• _Task requirements_
Write out every entry exactly as it appears.

• _Figure dataset records_
──────────

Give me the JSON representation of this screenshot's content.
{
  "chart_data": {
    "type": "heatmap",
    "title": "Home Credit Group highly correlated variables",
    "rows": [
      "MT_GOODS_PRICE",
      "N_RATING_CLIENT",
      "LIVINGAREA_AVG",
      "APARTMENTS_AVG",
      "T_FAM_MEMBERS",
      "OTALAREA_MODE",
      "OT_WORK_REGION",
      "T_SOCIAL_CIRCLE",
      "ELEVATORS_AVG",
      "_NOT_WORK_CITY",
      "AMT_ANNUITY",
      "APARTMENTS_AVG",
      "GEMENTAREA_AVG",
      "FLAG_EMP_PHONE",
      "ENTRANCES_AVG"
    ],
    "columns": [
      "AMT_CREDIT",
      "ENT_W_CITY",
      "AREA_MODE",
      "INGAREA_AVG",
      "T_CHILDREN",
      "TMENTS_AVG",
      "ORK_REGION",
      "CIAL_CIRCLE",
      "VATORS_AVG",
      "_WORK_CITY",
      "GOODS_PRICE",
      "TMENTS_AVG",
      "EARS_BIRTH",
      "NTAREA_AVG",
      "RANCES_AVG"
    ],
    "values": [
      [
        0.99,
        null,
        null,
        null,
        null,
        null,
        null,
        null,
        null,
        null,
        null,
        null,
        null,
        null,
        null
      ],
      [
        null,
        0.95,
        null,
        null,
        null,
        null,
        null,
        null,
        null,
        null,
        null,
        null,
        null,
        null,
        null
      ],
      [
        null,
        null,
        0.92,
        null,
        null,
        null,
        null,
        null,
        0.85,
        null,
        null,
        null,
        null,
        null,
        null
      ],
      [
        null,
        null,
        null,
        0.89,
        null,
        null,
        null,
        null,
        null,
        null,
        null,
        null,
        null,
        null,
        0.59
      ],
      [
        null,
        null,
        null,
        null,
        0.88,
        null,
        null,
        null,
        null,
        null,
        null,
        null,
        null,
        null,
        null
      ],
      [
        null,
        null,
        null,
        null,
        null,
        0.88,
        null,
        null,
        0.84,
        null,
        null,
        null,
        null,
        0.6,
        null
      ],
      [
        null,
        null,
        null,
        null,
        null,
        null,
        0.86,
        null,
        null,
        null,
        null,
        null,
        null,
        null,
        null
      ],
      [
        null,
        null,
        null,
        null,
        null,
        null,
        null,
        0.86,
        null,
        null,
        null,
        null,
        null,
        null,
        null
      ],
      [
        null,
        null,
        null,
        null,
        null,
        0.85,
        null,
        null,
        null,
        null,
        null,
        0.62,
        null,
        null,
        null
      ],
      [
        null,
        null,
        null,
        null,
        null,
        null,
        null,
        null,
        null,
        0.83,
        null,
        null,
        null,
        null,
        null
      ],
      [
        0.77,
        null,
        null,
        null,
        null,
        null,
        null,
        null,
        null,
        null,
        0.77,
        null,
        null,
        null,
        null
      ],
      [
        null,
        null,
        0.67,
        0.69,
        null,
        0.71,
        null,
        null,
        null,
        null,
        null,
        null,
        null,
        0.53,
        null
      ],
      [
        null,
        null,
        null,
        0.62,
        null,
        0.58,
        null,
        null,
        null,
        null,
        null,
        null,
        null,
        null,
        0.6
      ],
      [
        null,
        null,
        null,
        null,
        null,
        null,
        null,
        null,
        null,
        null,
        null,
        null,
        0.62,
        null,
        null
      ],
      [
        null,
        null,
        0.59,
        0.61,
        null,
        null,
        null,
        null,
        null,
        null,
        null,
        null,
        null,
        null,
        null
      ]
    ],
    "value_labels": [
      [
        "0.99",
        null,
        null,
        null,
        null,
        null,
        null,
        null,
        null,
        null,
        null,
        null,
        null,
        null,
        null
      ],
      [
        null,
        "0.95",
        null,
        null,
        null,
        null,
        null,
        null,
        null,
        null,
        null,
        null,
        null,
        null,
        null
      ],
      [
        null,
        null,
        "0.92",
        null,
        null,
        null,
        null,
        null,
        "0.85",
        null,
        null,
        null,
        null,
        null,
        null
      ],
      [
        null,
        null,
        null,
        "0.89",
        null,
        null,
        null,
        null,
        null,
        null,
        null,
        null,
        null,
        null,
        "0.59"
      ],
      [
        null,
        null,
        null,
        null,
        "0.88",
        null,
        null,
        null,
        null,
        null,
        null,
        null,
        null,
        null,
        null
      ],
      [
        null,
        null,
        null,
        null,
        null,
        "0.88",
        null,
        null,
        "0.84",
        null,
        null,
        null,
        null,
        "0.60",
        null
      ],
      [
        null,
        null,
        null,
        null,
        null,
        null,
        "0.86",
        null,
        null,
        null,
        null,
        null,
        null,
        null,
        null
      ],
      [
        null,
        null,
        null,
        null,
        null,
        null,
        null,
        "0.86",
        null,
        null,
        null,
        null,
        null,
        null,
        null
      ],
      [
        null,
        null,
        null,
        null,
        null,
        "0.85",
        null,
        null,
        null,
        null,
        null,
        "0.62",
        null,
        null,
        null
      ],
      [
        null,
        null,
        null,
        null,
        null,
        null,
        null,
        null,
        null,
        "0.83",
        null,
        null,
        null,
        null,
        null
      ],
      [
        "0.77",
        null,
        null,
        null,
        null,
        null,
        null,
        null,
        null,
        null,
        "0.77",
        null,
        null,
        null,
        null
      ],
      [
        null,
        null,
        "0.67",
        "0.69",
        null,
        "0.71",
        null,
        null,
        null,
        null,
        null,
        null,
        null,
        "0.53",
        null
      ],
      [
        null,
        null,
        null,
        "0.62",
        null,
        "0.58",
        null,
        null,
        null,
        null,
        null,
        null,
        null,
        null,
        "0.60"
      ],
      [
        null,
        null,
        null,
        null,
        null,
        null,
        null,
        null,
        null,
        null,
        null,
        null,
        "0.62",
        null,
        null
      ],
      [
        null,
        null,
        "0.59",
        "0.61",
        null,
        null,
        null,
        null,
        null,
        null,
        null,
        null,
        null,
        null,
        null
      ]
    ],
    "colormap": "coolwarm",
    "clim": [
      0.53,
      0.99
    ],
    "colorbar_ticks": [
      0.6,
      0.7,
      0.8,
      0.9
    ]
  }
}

──────────

• _Response to this exercise_
Give me the JSON representation of this screenshot's content.
{
  "chart_data": {
    "type": "heatmap",
    "title": "Home Credit Group highly correlated variables",
    "rows": [
      "MT_GOODS_PRICE",
      "N_RATING_CLIENT",
      "LIVINGAREA_AVG",
      "APARTMENTS_AVG",
      "T_FAM_MEMBERS",
      "OTALAREA_MODE",
      "OT_WORK_REGION",
      "T_SOCIAL_CIRCLE",
      "ELEVATORS_AVG",
      "_NOT_WORK_CITY",
      "AMT_ANNUITY",
      "APARTMENTS_AVG",
      "GEMENTAREA_AVG",
      "FLAG_EMP_PHONE",
      "ENTRANCES_AVG"
    ],
    "columns": [
      "AMT_CREDIT",
      "ENT_W_CITY",
      "AREA_MODE",
      "INGAREA_AVG",
      "T_CHILDREN",
      "TMENTS_AVG",
      "ORK_REGION",
      "CIAL_CIRCLE",
      "VATORS_AVG",
      "_WORK_CITY",
      "GOODS_PRICE",
      "TMENTS_AVG",
      "EARS_BIRTH",
      "NTAREA_AVG",
      "RANCES_AVG"
    ],
    "values": [
      [
        0.99,
        null,
        null,
        null,
        null,
        null,
        null,
        null,
        null,
        null,
        null,
        null,
        null,
        null,
        null
      ],
      [
        null,
        0.95,
        null,
        null,
        null,
        null,
        null,
        null,
        null,
        null,
        null,
        null,
        null,
        null,
        null
      ],
      [
        null,
        null,
        0.92,
        null,
        null,
        null,
        null,
        null,
        0.85,
        null,
        null,
        null,
        null,
        null,
        null
      ],
      [
        null,
        null,
        null,
        0.89,
        null,
        null,
        null,
        null,
        null,
        null,
        null,
        null,
        null,
        null,
        0.59
      ],
      [
        null,
        null,
        null,
        null,
        0.88,
        null,
        null,
        null,
        null,
        null,
        null,
        null,
        null,
        null,
        null
      ],
      [
        null,
        null,
        null,
        null,
        null,
        0.88,
        null,
        null,
        0.84,
        null,
        null,
        null,
        null,
        0.6,
        null
      ],
      [
        null,
        null,
        null,
        null,
        null,
        null,
        0.86,
        null,
        null,
        null,
        null,
        null,
        null,
        null,
        null
      ],
      [
        null,
        null,
        null,
        null,
        null,
        null,
        null,
        0.86,
        null,
        null,
        null,
        null,
        null,
        null,
        null
      ],
      [
        null,
        null,
        null,
        null,
        null,
        0.85,
        null,
        null,
        null,
        null,
        null,
        0.62,
        null,
        null,
        null
      ],
      [
        null,
        null,
        null,
        null,
        null,
        null,
        null,
        null,
        null,
        0.83,
        null,
        null,
        null,
        null,
        null
      ],
      [
        0.77,
        null,
        null,
        null,
        null,
        null,
        null,
        null,
        null,
        null,
        0.77,
        null,
        null,
        null,
        null
      ],
      [
        null,
        null,
        0.67,
        0.69,
        null,
        0.71,
        null,
        null,
        null,
        null,
        null,
        null,
        null,
        0.53,
        null
      ],
      [
        null,
        null,
        null,
        0.62,
        null,
        0.58,
        null,
        null,
        null,
        null,
        null,
        null,
        null,
        null,
        0.6
      ],
      [
        null,
        null,
        null,
        null,
        null,
        null,
        null,
        null,
        null,
        null,
        null,
        null,
        0.62,
        null,
        null
      ],
      [
        null,
        null,
        0.59,
        0.61,
        null,
        null,
        null,
        null,
        null,
        null,
        null,
        null,
        null,
        null,
        null
      ]
    ],
    "value_labels": [
      [
        "0.99",
        null,
        null,
        null,
        null,
        null,
        null,
        null,
        null,
        null,
        null,
        null,
        null,
        null,
        null
      ],
      [
        null,
        "0.95",
        null,
        null,
        null,
        null,
        null,
        null,
        null,
        null,
        null,
        null,
        null,
        null,
        null
      ],
      [
        null,
        null,
        "0.92",
        null,
        null,
        null,
        null,
        null,
        "0.85",
        null,
        null,
        null,
        null,
        null,
        null
      ],
      [
        null,
        null,
        null,
        "0.89",
        null,
        null,
        null,
        null,
        null,
        null,
        null,
        null,
        null,
        null,
        "0.59"
      ],
      [
        null,
        null,
        null,
        null,
        "0.88",
        null,
        null,
        null,
        null,
        null,
        null,
        null,
        null,
        null,
        null
      ],
      [
        null,
        null,
        null,
        null,
        null,
        "0.88",
        null,
        null,
        "0.84",
        null,
        null,
        null,
        null,
        "0.60",
        null
      ],
      [
        null,
        null,
        null,
        null,
        null,
        null,
        "0.86",
        null,
        null,
        null,
        null,
        null,
        null,
        null,
        null
      ],
      [
        null,
        null,
        null,
        null,
        null,
        null,
        null,
        "0.86",
        null,
        null,
        null,
        null,
        null,
        null,
        null
      ],
      [
        null,
        null,
        null,
        null,
        null,
        "0.85",
        null,
        null,
        null,
        null,
        null,
        "0.62",
        null,
        null,
        null
      ],
      [
        null,
        null,
        null,
        null,
        null,
        null,
        null,
        null,
        null,
        "0.83",
        null,
        null,
        null,
        null,
        null
      ],
      [
        "0.77",
        null,
        null,
        null,
        null,
        null,
        null,
        null,
        null,
        null,
        "0.77",
        null,
        null,
        null,
        null
      ],
      [
        null,
        null,
        "0.67",
        "0.69",
        null,
        "0.71",
        null,
        null,
        null,
        null,
        null,
        null,
        null,
        "0.53",
        null
      ],
      [
        null,
        null,
        null,
        "0.62",
        null,
        "0.58",
        null,
        null,
        null,
        null,
        null,
        null,
        null,
        null,
        "0.60"
      ],
      [
        null,
        null,
        null,
        null,
        null,
        null,
        null,
        null,
        null,
        null,
        null,
        null,
        "0.62",
        null,
        null
      ],
      [
        null,
        null,
        "0.59",
        "0.61",
        null,
        null,
        null,
        null,
        null,
        null,
        null,
        null,
        null,
        null,
        null
      ]
    ],
    "colormap": "coolwarm",
    "clim": [
      0.53,
      0.99
    ],
    "colorbar_ticks": [
      0.6,
      0.7,
      0.8,
      0.9
    ]
  }
}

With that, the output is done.